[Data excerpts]
#####

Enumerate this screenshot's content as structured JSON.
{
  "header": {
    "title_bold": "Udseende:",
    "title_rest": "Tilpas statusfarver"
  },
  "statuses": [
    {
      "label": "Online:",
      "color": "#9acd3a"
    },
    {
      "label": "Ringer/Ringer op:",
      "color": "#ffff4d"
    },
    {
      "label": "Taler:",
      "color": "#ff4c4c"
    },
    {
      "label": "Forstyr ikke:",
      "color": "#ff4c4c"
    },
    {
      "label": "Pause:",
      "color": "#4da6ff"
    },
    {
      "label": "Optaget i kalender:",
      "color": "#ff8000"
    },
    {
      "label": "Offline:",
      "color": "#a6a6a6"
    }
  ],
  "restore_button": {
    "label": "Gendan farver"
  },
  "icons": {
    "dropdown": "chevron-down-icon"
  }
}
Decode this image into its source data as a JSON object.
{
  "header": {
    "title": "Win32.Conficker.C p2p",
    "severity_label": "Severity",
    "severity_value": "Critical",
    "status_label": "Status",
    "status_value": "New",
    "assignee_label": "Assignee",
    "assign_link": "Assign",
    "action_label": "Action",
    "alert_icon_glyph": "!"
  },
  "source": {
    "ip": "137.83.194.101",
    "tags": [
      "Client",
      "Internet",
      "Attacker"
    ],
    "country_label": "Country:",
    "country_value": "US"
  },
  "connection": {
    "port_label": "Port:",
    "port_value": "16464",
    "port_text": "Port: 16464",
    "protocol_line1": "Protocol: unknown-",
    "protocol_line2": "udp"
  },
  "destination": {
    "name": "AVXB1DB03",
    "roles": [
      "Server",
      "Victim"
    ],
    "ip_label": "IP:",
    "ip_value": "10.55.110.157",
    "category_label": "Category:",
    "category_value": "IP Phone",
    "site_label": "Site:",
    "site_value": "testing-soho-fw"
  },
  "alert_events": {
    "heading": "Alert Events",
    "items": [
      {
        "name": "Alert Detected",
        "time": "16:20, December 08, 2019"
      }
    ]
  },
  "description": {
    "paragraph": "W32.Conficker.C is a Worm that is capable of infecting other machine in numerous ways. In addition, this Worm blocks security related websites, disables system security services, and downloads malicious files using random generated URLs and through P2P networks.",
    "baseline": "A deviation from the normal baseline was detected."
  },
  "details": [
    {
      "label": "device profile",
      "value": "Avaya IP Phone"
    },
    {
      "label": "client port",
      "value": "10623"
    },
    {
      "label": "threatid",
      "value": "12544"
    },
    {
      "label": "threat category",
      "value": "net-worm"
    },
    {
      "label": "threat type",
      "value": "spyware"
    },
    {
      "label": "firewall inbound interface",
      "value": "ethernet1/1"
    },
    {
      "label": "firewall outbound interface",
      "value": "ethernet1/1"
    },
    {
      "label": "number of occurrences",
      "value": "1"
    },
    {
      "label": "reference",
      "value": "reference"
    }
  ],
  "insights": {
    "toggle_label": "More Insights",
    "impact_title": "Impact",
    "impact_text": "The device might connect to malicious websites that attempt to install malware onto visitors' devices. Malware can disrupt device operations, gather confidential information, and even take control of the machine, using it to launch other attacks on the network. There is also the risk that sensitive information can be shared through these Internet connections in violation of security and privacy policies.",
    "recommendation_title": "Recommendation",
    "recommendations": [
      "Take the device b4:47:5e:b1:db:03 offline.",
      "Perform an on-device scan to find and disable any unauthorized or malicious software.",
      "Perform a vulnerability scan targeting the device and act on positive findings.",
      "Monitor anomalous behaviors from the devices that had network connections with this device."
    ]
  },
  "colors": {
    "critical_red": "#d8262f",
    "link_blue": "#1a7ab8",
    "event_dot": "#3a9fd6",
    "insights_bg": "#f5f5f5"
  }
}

#####

__Task__. Write out every line exactly as it stands.

__Output of the exercise__.
Enumerate this screenshot's content as structured JSON.
{
  "header": {
    "title_bold": "Udseende:",
    "title_rest": "Tilpas statusfarver"
  },
  "statuses": [
    {
      "label": "Online:",
      "color": "#9acd3a"
    },
    {
      "label": "Ringer/Ringer op:",
      "color": "#ffff4d"
    },
    {
      "label": "Taler:",
      "color": "#ff4c4c"
    },
    {
      "label": "Forstyr ikke:",
      "color": "#ff4c4c"
    },
    {
      "label": "Pause:",
      "color": "#4da6ff"
    },
    {
      "label": "Optaget i kalender:",
      "color": "#ff8000"
    },
    {
      "label": "Offline:",
      "color": "#a6a6a6"
    }
  ],
  "restore_button": {
    "label": "Gendan farver"
  },
  "icons": {
    "dropdown": "chevron-down-icon"
  }
}
Decode this image into its source data as a JSON object.
{
  "header": {
    "title": "Win32.Conficker.C p2p",
    "severity_label": "Severity",
    "severity_value": "Critical",
    "status_label": "Status",
    "status_value": "New",
    "assignee_label": "Assignee",
    "assign_link": "Assign",
    "action_label": "Action",
    "alert_icon_glyph": "!"
  },
  "source": {
    "ip": "137.83.194.101",
    "tags": [
      "Client",
      "Internet",
      "Attacker"
    ],
    "country_label": "Country:",
    "country_value": "US"
  },
  "connection": {
    "port_label": "Port:",
    "port_value": "16464",
    "port_text": "Port: 16464",
    "protocol_line1": "Protocol: unknown-",
    "protocol_line2": "udp"
  },
  "destination": {
    "name": "AVXB1DB03",
    "roles": [
      "Server",
      "Victim"
    ],
    "ip_label": "IP:",
    "ip_value": "10.55.110.157",
    "category_label": "Category:",
    "category_value": "IP Phone",
    "site_label": "Site:",
    "site_value": "testing-soho-fw"
  },
  "alert_events": {
    "heading": "Alert Events",
    "items": [
      {
        "name": "Alert Detected",
        "time": "16:20, December 08, 2019"
      }
    ]
  },
  "description": {
    "paragraph": "W32.Conficker.C is a Worm that is capable of infecting other machine in numerous ways. In addition, this Worm blocks security related websites, disables system security services, and downloads malicious files using random generated URLs and through P2P networks.",
    "baseline": "A deviation from the normal baseline was detected."
  },
  "details": [
    {
      "label": "device profile",
      "value": "Avaya IP Phone"
    },
    {
      "label": "client port",
      "value": "10623"
    },
    {
      "label": "threatid",
      "value": "12544"
    },
    {
      "label": "threat category",
      "value": "net-worm"
    },
    {
      "label": "threat type",
      "value": "spyware"
    },
    {
      "label": "firewall inbound interface",
      "value": "ethernet1/1"
    },
    {
      "label": "firewall outbound interface",
      "value": "ethernet1/1"
    },
    {
      "label": "number of occurrences",
      "value": "1"
    },
    {
      "label": "reference",
      "value": "reference"
    }
  ],
  "insights": {
    "toggle_label": "More Insights",
    "impact_title": "Impact",
    "impact_text": "The device might connect to malicious websites that attempt to install malware onto visitors' devices. Malware can disrupt device operations, gather confidential information, and even take control of the machine, using it to launch other attacks on the network. There is also the risk that sensitive information can be shared through these Internet connections in violation of security and privacy policies.",
    "recommendation_title": "Recommendation",
    "recommendations": [
      "Take the device b4:47:5e:b1:db:03 offline.",
      "Perform an on-device scan to find and disable any unauthorized or malicious software.",
      "Perform a vulnerability scan targeting the device and act on positive findings.",
      "Monitor anomalous behaviors from the devices that had network connections with this device."
    ]
  },
  "colors": {
    "critical_red": "#d8262f",
    "link_blue": "#1a7ab8",
    "event_dot": "#3a9fd6",
    "insights_bg": "#f5f5f5"
  }
}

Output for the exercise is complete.